* [Data rows]

..............................

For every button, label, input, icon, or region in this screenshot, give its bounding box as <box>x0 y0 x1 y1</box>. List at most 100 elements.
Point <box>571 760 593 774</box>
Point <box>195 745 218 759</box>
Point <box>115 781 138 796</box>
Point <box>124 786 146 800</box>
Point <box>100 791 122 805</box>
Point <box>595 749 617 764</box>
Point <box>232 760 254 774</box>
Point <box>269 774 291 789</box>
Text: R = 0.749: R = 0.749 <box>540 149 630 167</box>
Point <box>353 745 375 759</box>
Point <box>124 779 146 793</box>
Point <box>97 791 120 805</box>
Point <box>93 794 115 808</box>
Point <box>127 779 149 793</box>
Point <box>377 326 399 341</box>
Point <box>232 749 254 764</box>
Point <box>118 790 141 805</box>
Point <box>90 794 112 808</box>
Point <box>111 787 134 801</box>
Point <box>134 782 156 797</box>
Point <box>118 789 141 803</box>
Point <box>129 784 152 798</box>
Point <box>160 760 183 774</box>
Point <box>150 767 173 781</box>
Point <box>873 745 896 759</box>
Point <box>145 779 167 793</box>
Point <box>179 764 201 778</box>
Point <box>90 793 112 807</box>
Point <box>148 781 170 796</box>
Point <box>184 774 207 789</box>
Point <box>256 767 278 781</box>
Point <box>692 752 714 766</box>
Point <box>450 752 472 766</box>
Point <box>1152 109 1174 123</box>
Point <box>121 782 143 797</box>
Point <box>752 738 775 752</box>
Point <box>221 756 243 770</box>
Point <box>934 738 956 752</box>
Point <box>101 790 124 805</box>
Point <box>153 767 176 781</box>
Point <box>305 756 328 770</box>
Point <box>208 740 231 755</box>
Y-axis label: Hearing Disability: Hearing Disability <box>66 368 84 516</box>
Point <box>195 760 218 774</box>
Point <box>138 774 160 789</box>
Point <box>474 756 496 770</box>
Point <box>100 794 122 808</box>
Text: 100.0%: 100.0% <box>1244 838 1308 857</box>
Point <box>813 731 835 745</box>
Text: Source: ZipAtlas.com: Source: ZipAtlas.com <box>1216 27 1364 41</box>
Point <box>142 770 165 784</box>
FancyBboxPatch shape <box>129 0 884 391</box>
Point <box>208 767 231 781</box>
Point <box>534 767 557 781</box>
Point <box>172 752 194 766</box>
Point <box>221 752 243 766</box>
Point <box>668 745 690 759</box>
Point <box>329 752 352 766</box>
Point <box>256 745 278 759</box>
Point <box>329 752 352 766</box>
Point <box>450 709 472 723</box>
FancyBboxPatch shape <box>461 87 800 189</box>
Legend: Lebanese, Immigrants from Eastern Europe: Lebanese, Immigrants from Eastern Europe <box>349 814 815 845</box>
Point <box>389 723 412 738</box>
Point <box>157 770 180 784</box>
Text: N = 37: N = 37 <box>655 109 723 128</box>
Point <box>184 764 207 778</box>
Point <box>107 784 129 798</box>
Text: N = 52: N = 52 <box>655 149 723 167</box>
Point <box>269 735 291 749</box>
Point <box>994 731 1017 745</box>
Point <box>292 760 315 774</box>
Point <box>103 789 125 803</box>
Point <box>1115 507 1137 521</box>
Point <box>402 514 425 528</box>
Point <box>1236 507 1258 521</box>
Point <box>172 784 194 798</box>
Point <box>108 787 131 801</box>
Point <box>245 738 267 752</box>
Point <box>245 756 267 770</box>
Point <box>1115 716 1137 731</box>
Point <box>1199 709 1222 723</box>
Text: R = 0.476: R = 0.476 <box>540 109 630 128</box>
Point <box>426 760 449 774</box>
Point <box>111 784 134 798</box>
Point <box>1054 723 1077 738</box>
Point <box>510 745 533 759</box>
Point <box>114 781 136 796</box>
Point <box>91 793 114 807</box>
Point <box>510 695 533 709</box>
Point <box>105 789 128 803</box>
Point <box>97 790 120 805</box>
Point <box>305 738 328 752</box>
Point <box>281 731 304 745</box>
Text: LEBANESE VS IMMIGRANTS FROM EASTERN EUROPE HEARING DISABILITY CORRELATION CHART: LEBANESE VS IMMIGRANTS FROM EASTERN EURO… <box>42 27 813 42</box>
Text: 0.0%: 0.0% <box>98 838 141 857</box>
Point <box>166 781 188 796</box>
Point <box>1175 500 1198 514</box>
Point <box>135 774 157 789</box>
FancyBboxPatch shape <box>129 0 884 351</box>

..............................

* [Work to complete] Please print every line of the listing above without any changes.

* [Full answer]
For every button, label, input, icon, or region in this screenshot, give its bounding box as <box>x0 y0 x1 y1</box>. List at most 100 elements.
Point <box>571 760 593 774</box>
Point <box>195 745 218 759</box>
Point <box>115 781 138 796</box>
Point <box>124 786 146 800</box>
Point <box>100 791 122 805</box>
Point <box>595 749 617 764</box>
Point <box>232 760 254 774</box>
Point <box>269 774 291 789</box>
Text: R = 0.749: R = 0.749 <box>540 149 630 167</box>
Point <box>353 745 375 759</box>
Point <box>124 779 146 793</box>
Point <box>97 791 120 805</box>
Point <box>93 794 115 808</box>
Point <box>127 779 149 793</box>
Point <box>377 326 399 341</box>
Point <box>232 749 254 764</box>
Point <box>118 790 141 805</box>
Point <box>90 794 112 808</box>
Point <box>111 787 134 801</box>
Point <box>134 782 156 797</box>
Point <box>118 789 141 803</box>
Point <box>129 784 152 798</box>
Point <box>160 760 183 774</box>
Point <box>150 767 173 781</box>
Point <box>873 745 896 759</box>
Point <box>145 779 167 793</box>
Point <box>179 764 201 778</box>
Point <box>90 793 112 807</box>
Point <box>148 781 170 796</box>
Point <box>184 774 207 789</box>
Point <box>256 767 278 781</box>
Point <box>692 752 714 766</box>
Point <box>450 752 472 766</box>
Point <box>1152 109 1174 123</box>
Point <box>121 782 143 797</box>
Point <box>752 738 775 752</box>
Point <box>221 756 243 770</box>
Point <box>934 738 956 752</box>
Point <box>101 790 124 805</box>
Point <box>153 767 176 781</box>
Point <box>305 756 328 770</box>
Point <box>208 740 231 755</box>
Y-axis label: Hearing Disability: Hearing Disability <box>66 368 84 516</box>
Point <box>195 760 218 774</box>
Point <box>138 774 160 789</box>
Point <box>474 756 496 770</box>
Point <box>100 794 122 808</box>
Text: 100.0%: 100.0% <box>1244 838 1308 857</box>
Point <box>813 731 835 745</box>
Text: Source: ZipAtlas.com: Source: ZipAtlas.com <box>1216 27 1364 41</box>
Point <box>142 770 165 784</box>
FancyBboxPatch shape <box>129 0 884 391</box>
Point <box>208 767 231 781</box>
Point <box>534 767 557 781</box>
Point <box>172 752 194 766</box>
Point <box>221 752 243 766</box>
Point <box>668 745 690 759</box>
Point <box>329 752 352 766</box>
Point <box>256 745 278 759</box>
Point <box>329 752 352 766</box>
Point <box>450 709 472 723</box>
FancyBboxPatch shape <box>461 87 800 189</box>
Legend: Lebanese, Immigrants from Eastern Europe: Lebanese, Immigrants from Eastern Europe <box>349 814 815 845</box>
Point <box>389 723 412 738</box>
Point <box>157 770 180 784</box>
Text: N = 37: N = 37 <box>655 109 723 128</box>
Point <box>184 764 207 778</box>
Point <box>107 784 129 798</box>
Text: N = 52: N = 52 <box>655 149 723 167</box>
Point <box>269 735 291 749</box>
Point <box>994 731 1017 745</box>
Point <box>292 760 315 774</box>
Point <box>103 789 125 803</box>
Point <box>1115 507 1137 521</box>
Point <box>402 514 425 528</box>
Point <box>1236 507 1258 521</box>
Point <box>172 784 194 798</box>
Point <box>108 787 131 801</box>
Point <box>245 738 267 752</box>
Point <box>245 756 267 770</box>
Point <box>1115 716 1137 731</box>
Point <box>1199 709 1222 723</box>
Text: R = 0.476: R = 0.476 <box>540 109 630 128</box>
Point <box>426 760 449 774</box>
Point <box>111 784 134 798</box>
Point <box>1054 723 1077 738</box>
Point <box>510 745 533 759</box>
Point <box>114 781 136 796</box>
Point <box>91 793 114 807</box>
Point <box>510 695 533 709</box>
Point <box>105 789 128 803</box>
Point <box>97 790 120 805</box>
Point <box>305 738 328 752</box>
Point <box>281 731 304 745</box>
Text: LEBANESE VS IMMIGRANTS FROM EASTERN EUROPE HEARING DISABILITY CORRELATION CHART: LEBANESE VS IMMIGRANTS FROM EASTERN EURO… <box>42 27 813 42</box>
Text: 0.0%: 0.0% <box>98 838 141 857</box>
Point <box>166 781 188 796</box>
Point <box>1175 500 1198 514</box>
Point <box>135 774 157 789</box>
FancyBboxPatch shape <box>129 0 884 351</box>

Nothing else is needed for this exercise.